-- What to work on --
Copy all lines in which the word "Arbeit" can be found.

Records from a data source
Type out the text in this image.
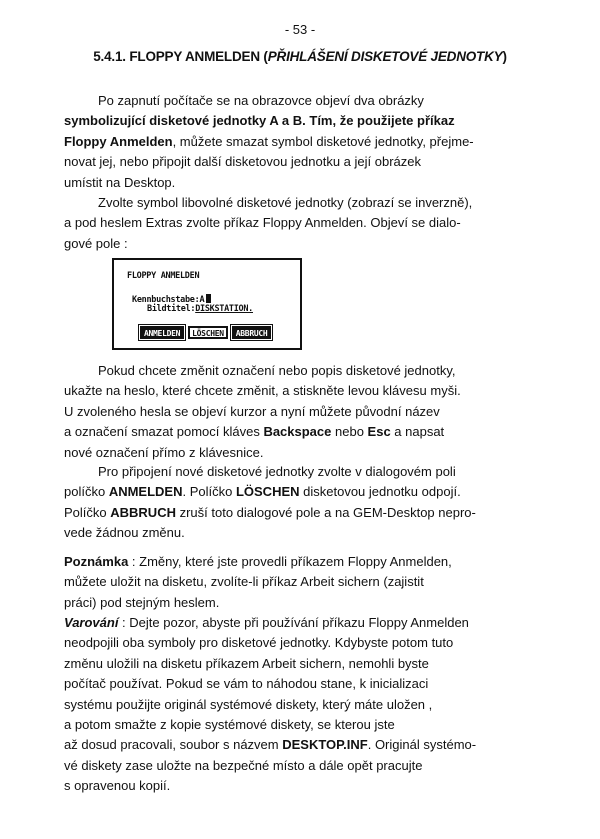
- 53 -
5.4.1. FLOPPY ANMELDEN (PŘIHLÁŠENÍ DISKETOVÉ JEDNOTKY)
Po zapnutí počítače se na obrazovce objeví dva obrázky
symbolizující disketové jednotky A a B. Tím, že použijete příkaz
Floppy Anmelden, můžete smazat symbol disketové jednotky, přejme-
novat jej, nebo připojit další disketovou jednotku a její obrázek
umístit na Desktop.
Zvolte symbol libovolné disketové jednotky (zobrazí se inverzně),
a pod heslem Extras zvolte příkaz Floppy Anmelden. Objeví se dialo-
gové pole :
FLOPPY ANMELDEN
Kennbuchstabe:A
Bildtitel:DISKSTATION.
ANMELDEN	LÖSCHEN	ABBRUCH
Pokud chcete změnit označení nebo popis disketové jednotky,
ukažte na heslo, které chcete změnit, a stiskněte levou klávesu myši.
U zvoleného hesla se objeví kurzor a nyní můžete původní název
a označení smazat pomocí kláves Backspace nebo Esc a napsat
nové označení přímo z klávesnice.
Pro připojení nové disketové jednotky zvolte v dialogovém poli
políčko ANMELDEN. Políčko LÖSCHEN disketovou jednotku odpojí.
Políčko ABBRUCH zruší toto dialogové pole a na GEM-Desktop nepro-
vede žádnou změnu.
Poznámka : Změny, které jste provedli příkazem Floppy Anmelden,
můžete uložit na disketu, zvolíte-li příkaz Arbeit sichern (zajistit
práci) pod stejným heslem.
Varování : Dejte pozor, abyste při používání příkazu Floppy Anmelden
neodpojili oba symboly pro disketové jednotky. Kdybyste potom tuto
změnu uložili na disketu příkazem Arbeit sichern, nemohli byste
počítač používat. Pokud se vám to náhodou stane, k inicializaci
systému použijte originál systémové diskety, který máte uložen ,
a potom smažte z kopie systémové diskety, se kterou jste
až dosud pracovali, soubor s názvem DESKTOP.INF. Originál systémo-
vé diskety zase uložte na bezpečné místo a dále opět pracujte
s opravenou kopií.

-- Solution to the exercise --
můžete uložit na disketu, zvolíte-li příkaz Arbeit sichern (zajistit
změnu uložili na disketu příkazem Arbeit sichern, nemohli byste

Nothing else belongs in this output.